What to work on — Can you copy out the rows below, substituting "enclosing rectangle" for "bounding box" and changing nothing else? Leave the pictures out of your answer.

Input data —
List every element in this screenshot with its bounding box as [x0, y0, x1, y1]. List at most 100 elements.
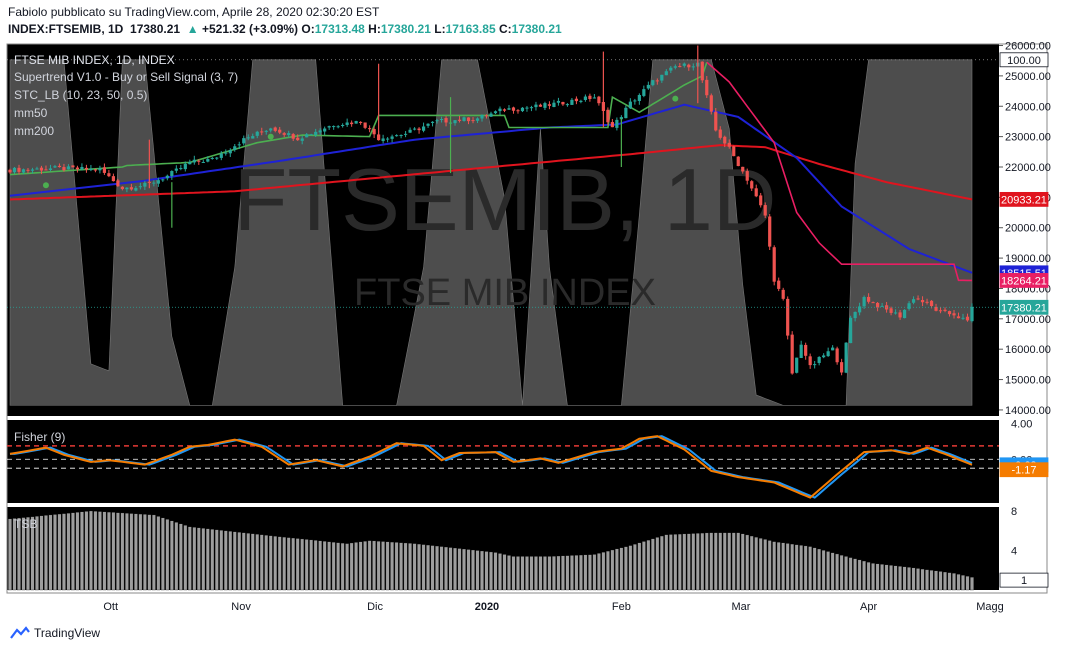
- candle-body: [48, 168, 53, 170]
- tsb-bar: [223, 530, 228, 591]
- symbol[interactable]: INDEX:FTSEMIB, 1D: [8, 22, 124, 36]
- tsb-bar: [502, 554, 507, 591]
- tsb-bar: [71, 512, 75, 591]
- tsb-bar: [345, 543, 349, 591]
- tsb-bar: [484, 551, 489, 591]
- tsb-bar: [668, 534, 673, 591]
- tsb-bar: [817, 548, 822, 591]
- tsb-tag-box: [999, 572, 1049, 588]
- tsb-bar: [147, 514, 152, 591]
- candle-body: [822, 355, 826, 358]
- candle-body: [858, 306, 862, 313]
- candle-body: [192, 159, 196, 163]
- legend-tsb[interactable]: TSB: [14, 517, 38, 531]
- candle-body: [507, 108, 511, 110]
- legend-title: FTSE MIB INDEX, 1D, INDEX: [14, 53, 175, 67]
- tsb-bar: [192, 527, 197, 591]
- candle-body: [475, 118, 480, 121]
- legend-mm50[interactable]: mm50: [14, 106, 48, 120]
- tsb-bar: [731, 532, 736, 591]
- tsb-bar: [534, 556, 538, 591]
- candle-body: [610, 122, 614, 128]
- candle-body: [889, 308, 893, 313]
- candle-body: [561, 101, 565, 105]
- tsb-bar: [749, 535, 754, 591]
- candle-body: [754, 188, 758, 197]
- tsb-bar: [893, 565, 898, 591]
- candle-body: [341, 124, 345, 126]
- tsb-bar: [916, 568, 920, 591]
- buy-signal-dot: [672, 95, 679, 102]
- tsb-bar: [808, 546, 813, 591]
- candle-body: [251, 136, 255, 139]
- candle-body: [952, 313, 956, 316]
- tsb-bar: [259, 534, 264, 591]
- tsb-bar: [8, 518, 12, 591]
- tsb-bar: [349, 542, 354, 591]
- candle-body: [183, 163, 187, 170]
- candle-body: [804, 344, 808, 356]
- fisher-pane: [7, 420, 999, 503]
- low-value: 17163.85: [445, 22, 496, 36]
- tsb-bar: [934, 570, 938, 591]
- tsb-bar: [480, 550, 484, 591]
- candle-body: [309, 134, 313, 136]
- tsb-bar: [160, 517, 165, 591]
- candle-body: [390, 136, 394, 139]
- tsb-bar: [641, 541, 646, 591]
- candle-body: [332, 126, 336, 128]
- candle-body: [417, 128, 421, 131]
- tsb-bar: [889, 565, 893, 591]
- candle-body: [862, 297, 866, 307]
- tsb-histogram: [8, 510, 974, 591]
- tsb-bar: [457, 548, 462, 591]
- tradingview-logo[interactable]: TradingView: [10, 626, 100, 640]
- candle-body: [781, 289, 785, 299]
- tsb-bar: [385, 541, 390, 591]
- candle-body: [116, 180, 120, 187]
- candle-body: [134, 188, 138, 191]
- candle-body: [161, 179, 165, 181]
- tsb-bar: [273, 535, 278, 591]
- supertrend-up-line: [9, 61, 708, 176]
- candle-body: [206, 159, 210, 162]
- tsb-bar: [619, 547, 624, 591]
- publish-info: Fabiolo pubblicato su TradingView.com, A…: [8, 5, 380, 19]
- candle-body: [462, 117, 466, 121]
- candle-body: [745, 171, 749, 181]
- candle-body: [39, 167, 44, 171]
- tsb-bar: [399, 542, 403, 591]
- candle-body: [673, 66, 677, 68]
- candle-body: [844, 342, 848, 373]
- legend-mm200[interactable]: mm200: [14, 124, 55, 138]
- tsb-bar: [754, 536, 759, 591]
- tsb-bar: [772, 541, 777, 591]
- tsb-bar: [574, 555, 579, 591]
- price-tick-label: 15000.00: [1005, 375, 1051, 387]
- tsb-bar: [902, 566, 907, 591]
- candle-body: [920, 299, 925, 303]
- candle-body: [98, 168, 102, 171]
- tsb-bar: [66, 512, 71, 591]
- candle-body: [21, 169, 26, 173]
- legend-supertrend[interactable]: Supertrend V1.0 - Buy or Sell Signal (3,…: [14, 70, 239, 84]
- candle-body: [723, 136, 727, 144]
- tsb-bar: [241, 532, 246, 591]
- legend-stc[interactable]: STC_LB (10, 23, 50, 0.5): [14, 88, 148, 102]
- candle-body: [871, 302, 875, 304]
- candle-body: [480, 114, 484, 119]
- tsb-bar: [763, 539, 768, 591]
- time-axis-label: Mar: [731, 601, 750, 613]
- tsb-bar: [646, 539, 651, 591]
- tsb-bar: [367, 540, 372, 591]
- candle-body: [664, 71, 668, 76]
- price-tick-label: 19000.00: [1005, 253, 1051, 265]
- tsb-bar: [412, 543, 417, 591]
- legend-fisher[interactable]: Fisher (9): [14, 430, 66, 444]
- candle-body: [565, 104, 570, 106]
- tsb-bar: [417, 543, 421, 591]
- candle-body: [71, 165, 75, 168]
- candle-body: [813, 364, 817, 366]
- tsb-bar: [943, 571, 947, 591]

Written response —
List every element in this screenshot with its enclosing rectangle as [x0, y0, x1, y1]. List at most 100 elements.
- candle-body: [48, 168, 53, 170]
- tsb-bar: [223, 530, 228, 591]
- symbol[interactable]: INDEX:FTSEMIB, 1D: [8, 22, 124, 36]
- tsb-bar: [502, 554, 507, 591]
- tsb-bar: [71, 512, 75, 591]
- tsb-bar: [345, 543, 349, 591]
- tsb-bar: [484, 551, 489, 591]
- tsb-bar: [668, 534, 673, 591]
- tsb-bar: [817, 548, 822, 591]
- tsb-tag-box: [999, 572, 1049, 588]
- tsb-bar: [147, 514, 152, 591]
- candle-body: [822, 355, 826, 358]
- candle-body: [858, 306, 862, 313]
- candle-body: [192, 159, 196, 163]
- legend-tsb[interactable]: TSB: [14, 517, 38, 531]
- candle-body: [507, 108, 511, 110]
- legend-title: FTSE MIB INDEX, 1D, INDEX: [14, 53, 175, 67]
- tsb-bar: [192, 527, 197, 591]
- candle-body: [475, 118, 480, 121]
- legend-mm50[interactable]: mm50: [14, 106, 48, 120]
- tsb-bar: [731, 532, 736, 591]
- tsb-bar: [534, 556, 538, 591]
- candle-body: [610, 122, 614, 128]
- candle-body: [889, 308, 893, 313]
- candle-body: [561, 101, 565, 105]
- tsb-bar: [749, 535, 754, 591]
- candle-body: [754, 188, 758, 197]
- tsb-bar: [893, 565, 898, 591]
- candle-body: [341, 124, 345, 126]
- tsb-bar: [916, 568, 920, 591]
- buy-signal-dot: [672, 95, 679, 102]
- tsb-bar: [808, 546, 813, 591]
- candle-body: [251, 136, 255, 139]
- candle-body: [952, 313, 956, 316]
- tsb-bar: [259, 534, 264, 591]
- tsb-bar: [8, 518, 12, 591]
- tsb-bar: [349, 542, 354, 591]
- candle-body: [183, 163, 187, 170]
- candle-body: [804, 344, 808, 356]
- fisher-pane: [7, 420, 999, 503]
- low-value: 17163.85: [445, 22, 496, 36]
- tsb-bar: [934, 570, 938, 591]
- tsb-bar: [480, 550, 484, 591]
- candle-body: [309, 134, 313, 136]
- tsb-bar: [160, 517, 165, 591]
- candle-body: [390, 136, 394, 139]
- tsb-bar: [641, 541, 646, 591]
- candle-body: [332, 126, 336, 128]
- candle-body: [417, 128, 421, 131]
- tsb-bar: [889, 565, 893, 591]
- candle-body: [862, 297, 866, 307]
- tsb-histogram: [8, 510, 974, 591]
- tsb-bar: [457, 548, 462, 591]
- tradingview-logo[interactable]: TradingView: [10, 626, 100, 640]
- candle-body: [781, 289, 785, 299]
- tsb-bar: [385, 541, 390, 591]
- candle-body: [116, 180, 120, 187]
- candle-body: [134, 188, 138, 191]
- candle-body: [161, 179, 165, 181]
- tsb-bar: [273, 535, 278, 591]
- supertrend-up-line: [9, 61, 708, 176]
- candle-body: [206, 159, 210, 162]
- tsb-bar: [619, 547, 624, 591]
- publish-info: Fabiolo pubblicato su TradingView.com, A…: [8, 5, 380, 19]
- candle-body: [462, 117, 466, 121]
- candle-body: [745, 171, 749, 181]
- candle-body: [39, 167, 44, 171]
- tsb-bar: [399, 542, 403, 591]
- candle-body: [673, 66, 677, 68]
- candle-body: [844, 342, 848, 373]
- legend-mm200[interactable]: mm200: [14, 124, 55, 138]
- tsb-bar: [754, 536, 759, 591]
- tsb-bar: [772, 541, 777, 591]
- tsb-bar: [574, 555, 579, 591]
- price-tick-label: 15000.00: [1005, 375, 1051, 387]
- tsb-bar: [902, 566, 907, 591]
- candle-body: [920, 299, 925, 303]
- candle-body: [98, 168, 102, 171]
- tsb-bar: [66, 512, 71, 591]
- candle-body: [21, 169, 26, 173]
- legend-supertrend[interactable]: Supertrend V1.0 - Buy or Sell Signal (3,…: [14, 70, 239, 84]
- candle-body: [723, 136, 727, 144]
- tsb-bar: [241, 532, 246, 591]
- legend-stc[interactable]: STC_LB (10, 23, 50, 0.5): [14, 88, 148, 102]
- candle-body: [871, 302, 875, 304]
- candle-body: [480, 114, 484, 119]
- tsb-bar: [763, 539, 768, 591]
- time-axis-label: Mar: [731, 601, 750, 613]
- tsb-bar: [646, 539, 651, 591]
- tsb-bar: [367, 540, 372, 591]
- candle-body: [664, 71, 668, 76]
- price-tick-label: 19000.00: [1005, 253, 1051, 265]
- tsb-bar: [412, 543, 417, 591]
- legend-fisher[interactable]: Fisher (9): [14, 430, 66, 444]
- candle-body: [565, 104, 570, 106]
- tsb-bar: [417, 543, 421, 591]
- candle-body: [71, 165, 75, 168]
- candle-body: [813, 364, 817, 366]
- tsb-bar: [943, 571, 947, 591]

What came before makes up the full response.